* What the task asks *
Below are some records. Copy every line in them that holds "text".
START Input data
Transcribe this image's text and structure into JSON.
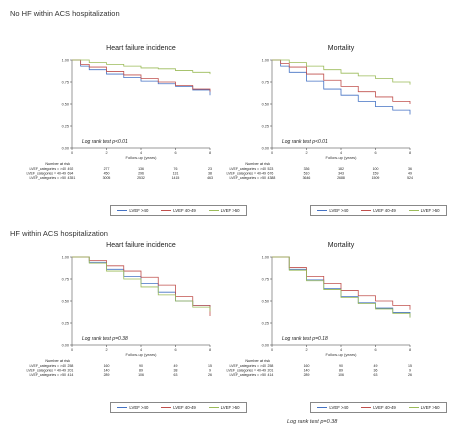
{
  "sections": [
    {
      "label": "No HF within ACS hospitalization"
    },
    {
      "label": "HF within ACS hospitalization"
    }
  ],
  "colors": {
    "ef_low": "#4472c4",
    "ef_mid": "#c0504d",
    "ef_high": "#9bbb59"
  },
  "legend": [
    "LVEF >40",
    "LVEF 40-49",
    "LVEF >50"
  ],
  "footer": {
    "text": "Log rank test p=0.38"
  },
  "chart_data": [
    {
      "type": "line",
      "title": "Heart failure incidence",
      "xlabel": "Follow-up (years)",
      "xlim": [
        0,
        8
      ],
      "ylim": [
        0,
        1
      ],
      "xticks": [
        "0",
        "2",
        "4",
        "6",
        "8"
      ],
      "yticks": [
        "0.00",
        "0.25",
        "0.50",
        "0.75",
        "1.00"
      ],
      "annotation": "Log rank test p<0.01",
      "risk_title": "Number at risk",
      "risk_rows": [
        {
          "label": "LVEF_categories = >40",
          "values": [
            "492",
            "277",
            "136",
            "76",
            "23"
          ]
        },
        {
          "label": "LVEF_categories = 40-49",
          "values": [
            "694",
            "450",
            "296",
            "131",
            "38"
          ]
        },
        {
          "label": "LVEF_categories = >50",
          "values": [
            "4351",
            "3005",
            "2532",
            "1415",
            "463"
          ]
        }
      ],
      "series": [
        {
          "name": "LVEF >40",
          "color": "#4472c4",
          "x": [
            0,
            0.5,
            1,
            2,
            3,
            4,
            5,
            6,
            7,
            8
          ],
          "y": [
            1.0,
            0.93,
            0.89,
            0.84,
            0.8,
            0.76,
            0.73,
            0.7,
            0.66,
            0.6
          ]
        },
        {
          "name": "LVEF 40-49",
          "color": "#c0504d",
          "x": [
            0,
            0.5,
            1,
            2,
            3,
            4,
            5,
            6,
            7,
            8
          ],
          "y": [
            1.0,
            0.95,
            0.92,
            0.87,
            0.83,
            0.79,
            0.75,
            0.71,
            0.67,
            0.64
          ]
        },
        {
          "name": "LVEF >50",
          "color": "#9bbb59",
          "x": [
            0,
            1,
            2,
            3,
            4,
            5,
            6,
            7,
            8
          ],
          "y": [
            1.0,
            0.97,
            0.95,
            0.93,
            0.91,
            0.9,
            0.88,
            0.86,
            0.84
          ]
        }
      ]
    },
    {
      "type": "line",
      "title": "Mortality",
      "xlabel": "Follow-up (years)",
      "xlim": [
        0,
        8
      ],
      "ylim": [
        0,
        1
      ],
      "xticks": [
        "0",
        "2",
        "4",
        "6",
        "8"
      ],
      "yticks": [
        "0.00",
        "0.25",
        "0.50",
        "0.75",
        "1.00"
      ],
      "annotation": "Log rank test p<0.01",
      "risk_title": "Number at risk",
      "risk_rows": [
        {
          "label": "LVEF_categories = >40",
          "values": [
            "523",
            "336",
            "182",
            "100",
            "36"
          ]
        },
        {
          "label": "LVEF_categories = 40-49",
          "values": [
            "676",
            "510",
            "343",
            "159",
            "49"
          ]
        },
        {
          "label": "LVEF_categories = >50",
          "values": [
            "4388",
            "3646",
            "2688",
            "1509",
            "524"
          ]
        }
      ],
      "series": [
        {
          "name": "LVEF >40",
          "color": "#4472c4",
          "x": [
            0,
            0.5,
            1,
            2,
            3,
            4,
            5,
            6,
            7,
            8
          ],
          "y": [
            1.0,
            0.93,
            0.86,
            0.76,
            0.67,
            0.6,
            0.53,
            0.47,
            0.43,
            0.38
          ]
        },
        {
          "name": "LVEF 40-49",
          "color": "#c0504d",
          "x": [
            0,
            0.5,
            1,
            2,
            3,
            4,
            5,
            6,
            7,
            8
          ],
          "y": [
            1.0,
            0.96,
            0.92,
            0.84,
            0.77,
            0.7,
            0.64,
            0.58,
            0.53,
            0.5
          ]
        },
        {
          "name": "LVEF >50",
          "color": "#9bbb59",
          "x": [
            0,
            1,
            2,
            3,
            4,
            5,
            6,
            7,
            8
          ],
          "y": [
            1.0,
            0.97,
            0.93,
            0.89,
            0.85,
            0.82,
            0.79,
            0.75,
            0.72
          ]
        }
      ]
    },
    {
      "type": "line",
      "title": "Heart failure incidence",
      "xlabel": "Follow-up (years)",
      "xlim": [
        0,
        8
      ],
      "ylim": [
        0,
        1
      ],
      "xticks": [
        "0",
        "2",
        "4",
        "6",
        "8"
      ],
      "yticks": [
        "0.00",
        "0.25",
        "0.50",
        "0.75",
        "1.00"
      ],
      "annotation": "Log rank test p=0.38",
      "risk_title": "Number at risk",
      "risk_rows": [
        {
          "label": "LVEF_categories = >40",
          "values": [
            "258",
            "160",
            "90",
            "49",
            "15"
          ]
        },
        {
          "label": "LVEF_categories = 40-49",
          "values": [
            "201",
            "140",
            "89",
            "38",
            "9"
          ]
        },
        {
          "label": "LVEF_categories = >50",
          "values": [
            "414",
            "289",
            "106",
            "63",
            "26"
          ]
        }
      ],
      "series": [
        {
          "name": "LVEF >40",
          "color": "#4472c4",
          "x": [
            0,
            1,
            2,
            3,
            4,
            5,
            6,
            7,
            8
          ],
          "y": [
            1.0,
            0.94,
            0.86,
            0.78,
            0.7,
            0.6,
            0.5,
            0.45,
            0.4
          ]
        },
        {
          "name": "LVEF 40-49",
          "color": "#c0504d",
          "x": [
            0,
            1,
            2,
            3,
            4,
            5,
            6,
            7,
            8
          ],
          "y": [
            1.0,
            0.96,
            0.9,
            0.84,
            0.77,
            0.68,
            0.55,
            0.45,
            0.33
          ]
        },
        {
          "name": "LVEF >50",
          "color": "#9bbb59",
          "x": [
            0,
            1,
            2,
            3,
            4,
            5,
            6,
            7,
            8
          ],
          "y": [
            1.0,
            0.93,
            0.84,
            0.75,
            0.66,
            0.57,
            0.5,
            0.43,
            0.38
          ]
        }
      ]
    },
    {
      "type": "line",
      "title": "Mortality",
      "xlabel": "Follow-up (years)",
      "xlim": [
        0,
        8
      ],
      "ylim": [
        0,
        1
      ],
      "xticks": [
        "0",
        "2",
        "4",
        "6",
        "8"
      ],
      "yticks": [
        "0.00",
        "0.25",
        "0.50",
        "0.75",
        "1.00"
      ],
      "annotation": "Log rank test p=0.18",
      "risk_title": "Number at risk",
      "risk_rows": [
        {
          "label": "LVEF_categories = >40",
          "values": [
            "258",
            "160",
            "90",
            "49",
            "15"
          ]
        },
        {
          "label": "LVEF_categories = 40-49",
          "values": [
            "201",
            "140",
            "89",
            "36",
            "9"
          ]
        },
        {
          "label": "LVEF_categories = >50",
          "values": [
            "414",
            "289",
            "106",
            "63",
            "26"
          ]
        }
      ],
      "series": [
        {
          "name": "LVEF >40",
          "color": "#4472c4",
          "x": [
            0,
            1,
            2,
            3,
            4,
            5,
            6,
            7,
            8
          ],
          "y": [
            1.0,
            0.86,
            0.74,
            0.64,
            0.55,
            0.48,
            0.42,
            0.37,
            0.32
          ]
        },
        {
          "name": "LVEF 40-49",
          "color": "#c0504d",
          "x": [
            0,
            1,
            2,
            3,
            4,
            5,
            6,
            7,
            8
          ],
          "y": [
            1.0,
            0.88,
            0.78,
            0.7,
            0.62,
            0.56,
            0.5,
            0.45,
            0.4
          ]
        },
        {
          "name": "LVEF >50",
          "color": "#9bbb59",
          "x": [
            0,
            1,
            2,
            3,
            4,
            5,
            6,
            7,
            8
          ],
          "y": [
            1.0,
            0.85,
            0.73,
            0.63,
            0.54,
            0.47,
            0.41,
            0.36,
            0.31
          ]
        }
      ]
    }
  ]
}
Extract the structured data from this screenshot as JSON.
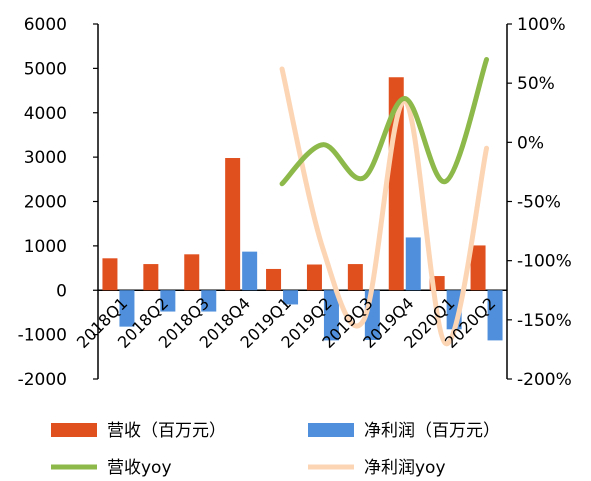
{
  "chart_data": {
    "type": "bar",
    "categories": [
      "2018Q1",
      "2018Q2",
      "2018Q3",
      "2018Q4",
      "2019Q1",
      "2019Q2",
      "2019Q3",
      "2019Q4",
      "2020Q1",
      "2020Q2"
    ],
    "y_left": {
      "ylim": [
        -2000,
        6000
      ],
      "ticks": [
        6000,
        5000,
        4000,
        3000,
        2000,
        1000,
        0,
        -1000,
        -2000
      ]
    },
    "y_right": {
      "ylim": [
        -200,
        100
      ],
      "ticks": [
        "100%",
        "50%",
        "0%",
        "-50%",
        "-100%",
        "-150%",
        "-200%"
      ],
      "tick_values": [
        100,
        50,
        0,
        -50,
        -100,
        -150,
        -200
      ]
    },
    "grid": false,
    "legend_position": "bottom",
    "series": [
      {
        "name": "营收（百万元）",
        "type": "bar",
        "axis": "left",
        "color": "#e0501f",
        "values": [
          720,
          590,
          810,
          2980,
          480,
          580,
          590,
          4800,
          320,
          1010
        ]
      },
      {
        "name": "净利润（百万元）",
        "type": "bar",
        "axis": "left",
        "color": "#4f8fdb",
        "values": [
          -820,
          -480,
          -480,
          870,
          -320,
          -1130,
          -1120,
          1190,
          -880,
          -1130
        ]
      },
      {
        "name": "营收yoy",
        "type": "line",
        "axis": "right",
        "color": "#8db84a",
        "values": [
          null,
          null,
          null,
          null,
          -35,
          -2,
          -30,
          37,
          -33,
          70
        ]
      },
      {
        "name": "净利润yoy",
        "type": "line",
        "axis": "right",
        "color": "#fcd5b5",
        "values": [
          null,
          null,
          null,
          null,
          62,
          -90,
          -150,
          35,
          -170,
          -5
        ]
      }
    ]
  }
}
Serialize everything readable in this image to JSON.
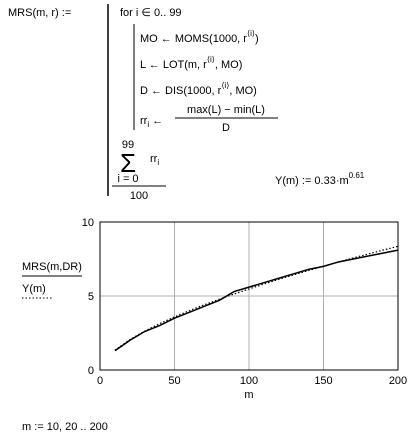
{
  "worksheet": {
    "definition": "MRS(m, r) :=",
    "for_line": "for  i ∈ 0.. 99",
    "body": [
      [
        "MO ← MOMS(1000, r",
        "⟨i⟩",
        ")"
      ],
      [
        "L ← LOT(m, r",
        "⟨i⟩",
        ", MO)"
      ],
      [
        "D ← DIS(1000, r",
        "⟨i⟩",
        ", MO)"
      ]
    ],
    "assign_lhs": "rr",
    "assign_sub": "i",
    "assign_arrow": "←",
    "assign_num": "max(L) − min(L)",
    "assign_den": "D",
    "sum_upper": "99",
    "sum_symbol": "Σ",
    "sum_lower": "i = 0",
    "sum_term": "rr",
    "sum_term_sub": "i",
    "sum_den": "100",
    "fit": [
      "Y(m) := 0.33·m",
      "0.61"
    ],
    "range": "m := 10, 20 .. 200"
  },
  "chart_data": {
    "type": "line",
    "xlabel": "m",
    "x": [
      10,
      20,
      30,
      40,
      50,
      60,
      70,
      80,
      90,
      100,
      110,
      120,
      130,
      140,
      150,
      160,
      170,
      180,
      190,
      200
    ],
    "series": [
      {
        "name": "MRS(m,DR)",
        "color": "#000000",
        "style": "solid",
        "values": [
          1.3,
          2.0,
          2.6,
          3.0,
          3.5,
          3.9,
          4.3,
          4.7,
          5.3,
          5.6,
          5.9,
          6.2,
          6.5,
          6.8,
          7.0,
          7.3,
          7.5,
          7.7,
          7.9,
          8.1
        ]
      },
      {
        "name": "Y(m)",
        "color": "#000000",
        "style": "dotted",
        "values": [
          1.344,
          2.052,
          2.628,
          3.132,
          3.588,
          4.01,
          4.406,
          4.78,
          5.136,
          5.477,
          5.805,
          6.122,
          6.428,
          6.725,
          7.013,
          7.296,
          7.57,
          7.838,
          8.101,
          8.36
        ]
      }
    ],
    "xlim": [
      0,
      200
    ],
    "xticks": [
      0,
      50,
      100,
      150,
      200
    ],
    "ylim": [
      0,
      10
    ],
    "yticks": [
      0,
      5,
      10
    ],
    "grid": true
  }
}
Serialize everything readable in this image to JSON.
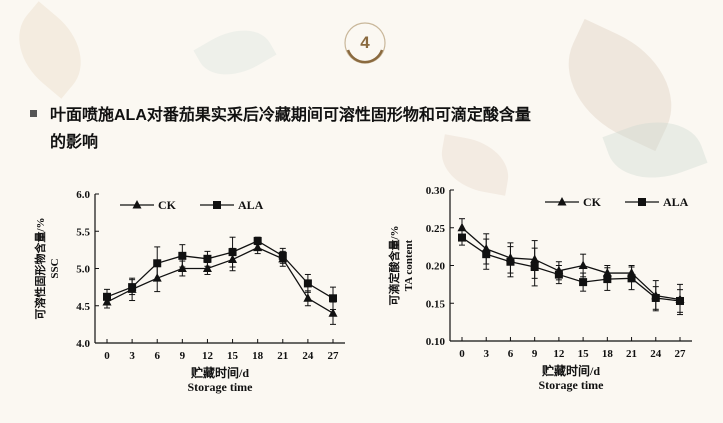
{
  "slide": {
    "number": "4",
    "title_line1": "叶面喷施ALA对番茄果实采后冷藏期间可溶性固形物和可滴定酸含量",
    "title_line2": "的影响"
  },
  "colors": {
    "accent": "#8a6a3f",
    "line": "#111111"
  },
  "chart_data": [
    {
      "type": "line",
      "ylabel_cn": "可溶性固形物含量/%",
      "ylabel_en": "SSC",
      "xlabel_cn": "贮藏时间/d",
      "xlabel_en": "Storage time",
      "x": [
        0,
        3,
        6,
        9,
        12,
        15,
        18,
        21,
        24,
        27
      ],
      "ylim": [
        4.0,
        6.0
      ],
      "yticks": [
        "4.0",
        "4.5",
        "5.0",
        "5.5",
        "6.0"
      ],
      "xticks": [
        "0",
        "3",
        "6",
        "9",
        "12",
        "15",
        "18",
        "21",
        "24",
        "27"
      ],
      "legend_position": "top",
      "series": [
        {
          "name": "CK",
          "marker": "triangle",
          "values": [
            4.55,
            4.72,
            4.87,
            5.0,
            5.0,
            5.12,
            5.28,
            5.13,
            4.6,
            4.4
          ],
          "errors": [
            0.08,
            0.15,
            0.18,
            0.1,
            0.08,
            0.15,
            0.08,
            0.1,
            0.1,
            0.15
          ]
        },
        {
          "name": "ALA",
          "marker": "square",
          "values": [
            4.62,
            4.75,
            5.07,
            5.17,
            5.13,
            5.22,
            5.37,
            5.17,
            4.8,
            4.6
          ],
          "errors": [
            0.1,
            0.1,
            0.22,
            0.15,
            0.1,
            0.2,
            0.05,
            0.1,
            0.12,
            0.15
          ]
        }
      ]
    },
    {
      "type": "line",
      "ylabel_cn": "可滴定酸含量/%",
      "ylabel_en": "TA content",
      "xlabel_cn": "贮藏时间/d",
      "xlabel_en": "Storage time",
      "x": [
        0,
        3,
        6,
        9,
        12,
        15,
        18,
        21,
        24,
        27
      ],
      "ylim": [
        0.1,
        0.3
      ],
      "yticks": [
        "0.10",
        "0.15",
        "0.20",
        "0.25",
        "0.30"
      ],
      "xticks": [
        "0",
        "3",
        "6",
        "9",
        "12",
        "15",
        "18",
        "21",
        "24",
        "27"
      ],
      "legend_position": "top",
      "series": [
        {
          "name": "CK",
          "marker": "triangle",
          "values": [
            0.25,
            0.222,
            0.21,
            0.208,
            0.193,
            0.2,
            0.19,
            0.19,
            0.16,
            0.155
          ],
          "errors": [
            0.012,
            0.02,
            0.02,
            0.025,
            0.012,
            0.015,
            0.01,
            0.01,
            0.02,
            0.02
          ]
        },
        {
          "name": "ALA",
          "marker": "square",
          "values": [
            0.237,
            0.215,
            0.205,
            0.198,
            0.188,
            0.178,
            0.182,
            0.183,
            0.157,
            0.153
          ],
          "errors": [
            0.01,
            0.02,
            0.02,
            0.025,
            0.012,
            0.012,
            0.015,
            0.015,
            0.015,
            0.015
          ]
        }
      ]
    }
  ]
}
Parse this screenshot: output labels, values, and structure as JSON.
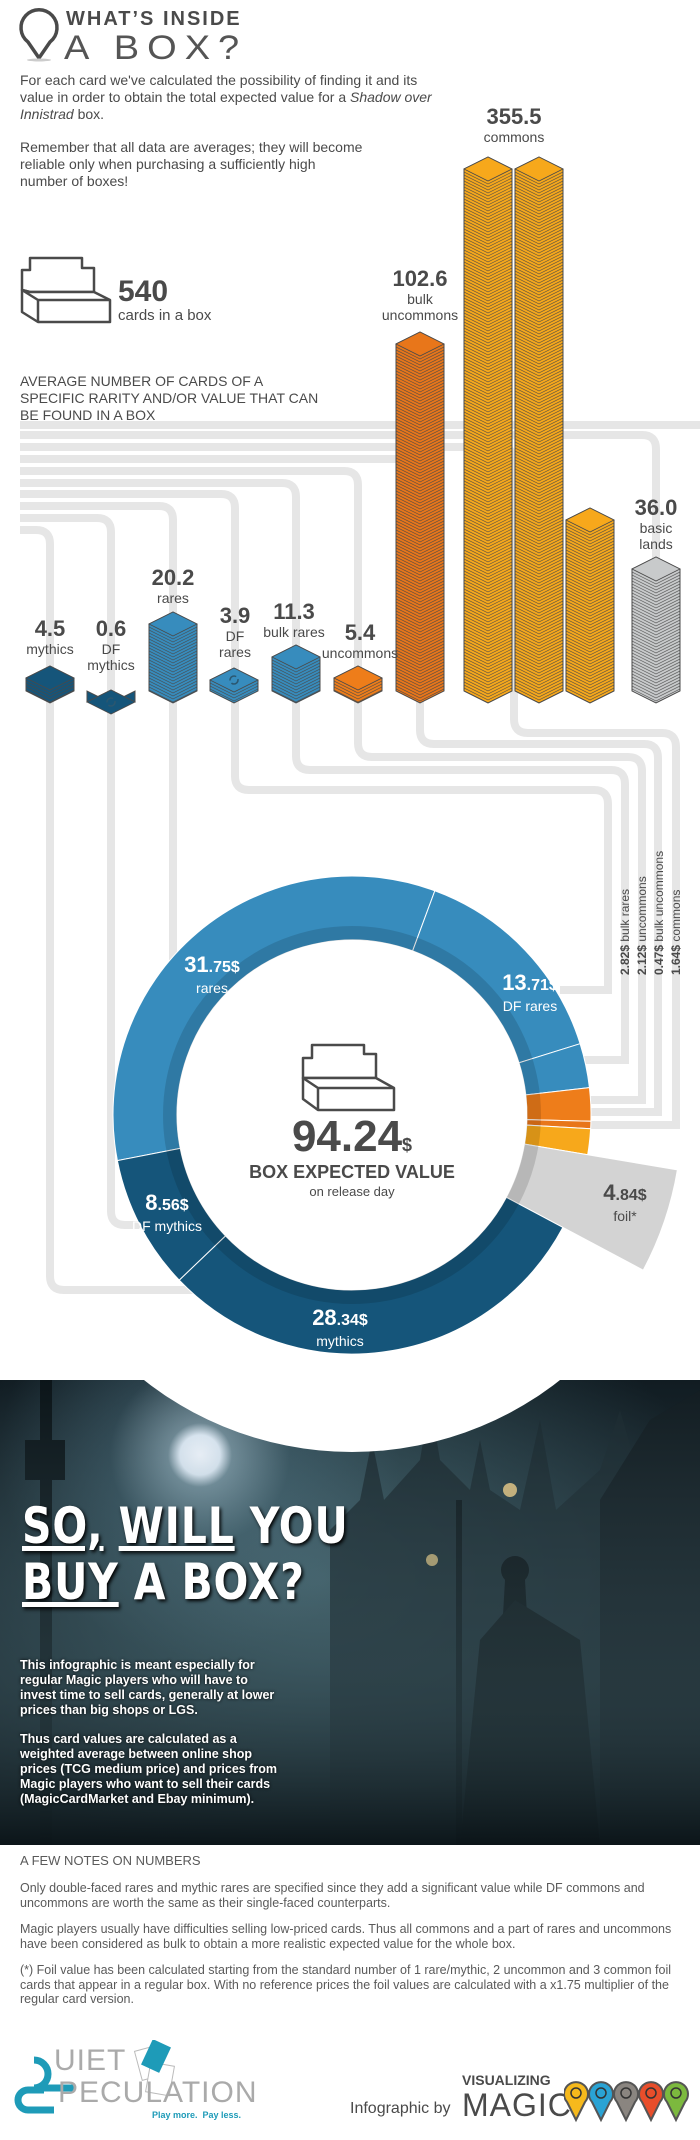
END Input data
* Task solution *
Transcribe this image's text and structure into JSON.
    "text": "Log rank test p=0.38"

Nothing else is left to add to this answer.